Task to carry out | Please retype the data in full and exactly; the pictures are not part of the copy.

■ ■ ■ ■ ■

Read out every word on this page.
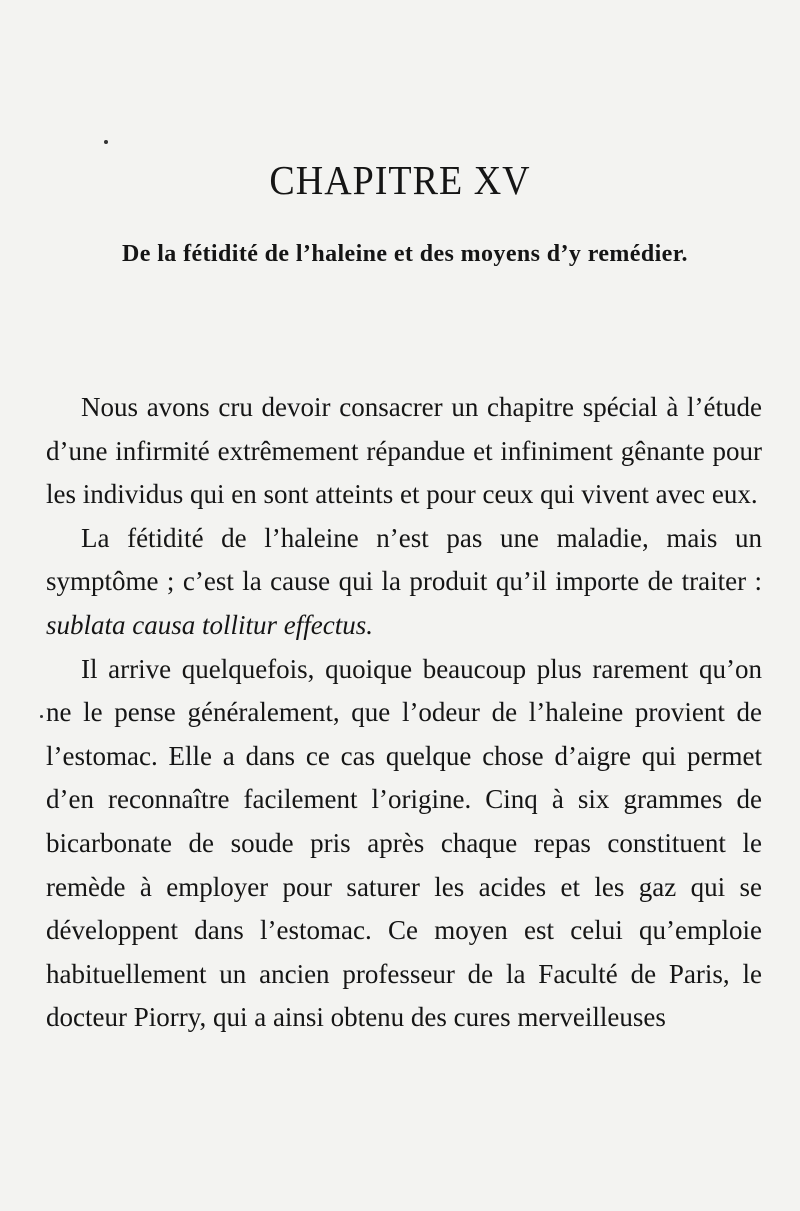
CHAPITRE XV
De la fétidité de l’haleine et des moyens d’y remédier.

Nous avons cru devoir consacrer un chapitre spécial à l’étude d’une infirmité extrêmement répandue et infiniment gênante pour les individus qui en sont atteints et pour ceux qui vivent avec eux.

La fétidité de l’haleine n’est pas une maladie, mais un symptôme ; c’est la cause qui la produit qu’il importe de traiter : sublata causa tollitur effectus.

Il arrive quelquefois, quoique beaucoup plus rarement qu’on ne le pense généralement, que l’odeur de l’haleine provient de l’estomac. Elle a dans ce cas quelque chose d’aigre qui permet d’en reconnaître facilement l’origine. Cinq à six grammes de bicarbonate de soude pris après chaque repas constituent le remède à employer pour saturer les acides et les gaz qui se développent dans l’estomac. Ce moyen est celui qu’emploie habituellement un ancien professeur de la Faculté de Paris, le docteur Piorry, qui a ainsi obtenu des cures merveilleuses
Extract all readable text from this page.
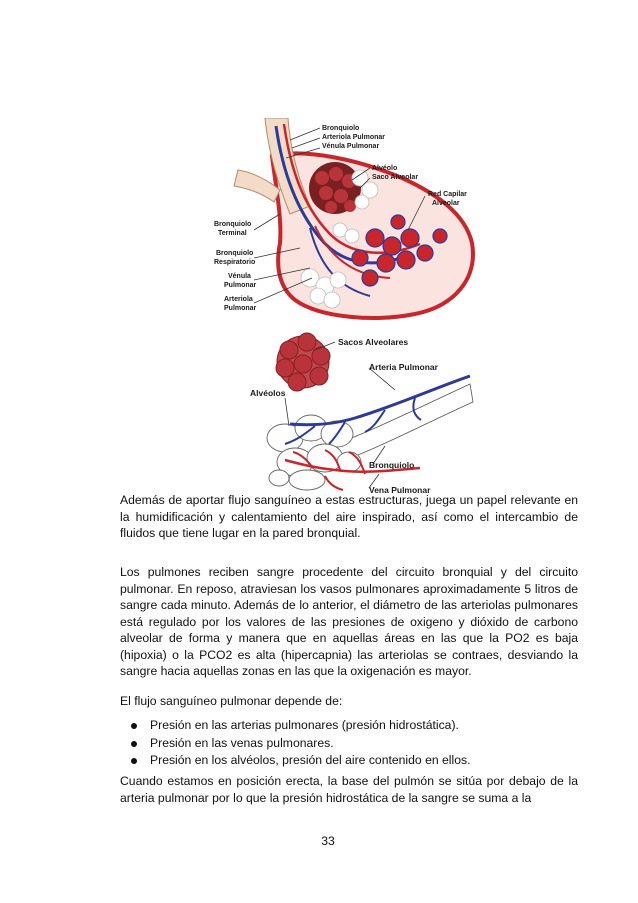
Bronquiolo
Arteriola Pulmonar
Vénula Pulmonar
Alvéolo
Saco Alveolar
Red Capilar
Alveolar
Bronquiolo
Terminal
Bronquiolo
Respiratorio
Vénula
Pulmonar
Arteriola
Pulmonar
Sacos Alveolares
Arteria Pulmonar
Alvéolos
Bronquiolo
Vena Pulmonar

Además de aportar flujo sanguíneo a estas estructuras, juega un papel relevante en la humidificación y calentamiento del aire inspirado, así como el intercambio de fluidos que tiene lugar en la pared bronquial.

Los pulmones reciben sangre procedente del circuito bronquial y del circuito pulmonar. En reposo, atraviesan los vasos pulmonares aproximadamente 5 litros de sangre cada minuto. Además de lo anterior, el diámetro de las arteriolas pulmonares está regulado por los valores de las presiones de oxigeno y dióxido de carbono alveolar de forma y manera que en aquellas áreas en las que la PO2 es baja (hipoxia) o la PCO2 es alta (hipercapnia) las arteriolas se contraes, desviando la sangre hacia aquellas zonas en las que la oxigenación es mayor.

El flujo sanguíneo pulmonar depende de:

Presión en las arterias pulmonares (presión hidrostática).
Presión en las venas pulmonares.
Presión en los alvéolos, presión del aire contenido en ellos.

Cuando estamos en posición erecta, la base del pulmón se sitúa por debajo de la arteria pulmonar por lo que la presión hidrostática de la sangre se suma a la

33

■ ■ ■ ■ ■

Expected output |
Read out every word on this page.
CHAPITRE XV
De la fétidité de l’haleine et des moyens d’y remédier.

Nous avons cru devoir consacrer un chapitre spécial à l’étude d’une infirmité extrêmement répandue et infiniment gênante pour les individus qui en sont atteints et pour ceux qui vivent avec eux.

La fétidité de l’haleine n’est pas une maladie, mais un symptôme ; c’est la cause qui la produit qu’il importe de traiter : sublata causa tollitur effectus.

Il arrive quelquefois, quoique beaucoup plus rarement qu’on ne le pense généralement, que l’odeur de l’haleine provient de l’estomac. Elle a dans ce cas quelque chose d’aigre qui permet d’en reconnaître facilement l’origine. Cinq à six grammes de bicarbonate de soude pris après chaque repas constituent le remède à employer pour saturer les acides et les gaz qui se développent dans l’estomac. Ce moyen est celui qu’emploie habituellement un ancien professeur de la Faculté de Paris, le docteur Piorry, qui a ainsi obtenu des cures merveilleuses
Extract all readable text from this page.
Bronquiolo
Arteriola Pulmonar
Vénula Pulmonar
Alvéolo
Saco Alveolar
Red Capilar
Alveolar
Bronquiolo
Terminal
Bronquiolo
Respiratorio
Vénula
Pulmonar
Arteriola
Pulmonar
Sacos Alveolares
Arteria Pulmonar
Alvéolos
Bronquiolo
Vena Pulmonar

Además de aportar flujo sanguíneo a estas estructuras, juega un papel relevante en la humidificación y calentamiento del aire inspirado, así como el intercambio de fluidos que tiene lugar en la pared bronquial.

Los pulmones reciben sangre procedente del circuito bronquial y del circuito pulmonar. En reposo, atraviesan los vasos pulmonares aproximadamente 5 litros de sangre cada minuto. Además de lo anterior, el diámetro de las arteriolas pulmonares está regulado por los valores de las presiones de oxigeno y dióxido de carbono alveolar de forma y manera que en aquellas áreas en las que la PO2 es baja (hipoxia) o la PCO2 es alta (hipercapnia) las arteriolas se contraes, desviando la sangre hacia aquellas zonas en las que la oxigenación es mayor.

El flujo sanguíneo pulmonar depende de:

Presión en las arterias pulmonares (presión hidrostática).
Presión en las venas pulmonares.
Presión en los alvéolos, presión del aire contenido en ellos.

Cuando estamos en posición erecta, la base del pulmón se sitúa por debajo de la arteria pulmonar por lo que la presión hidrostática de la sangre se suma a la

33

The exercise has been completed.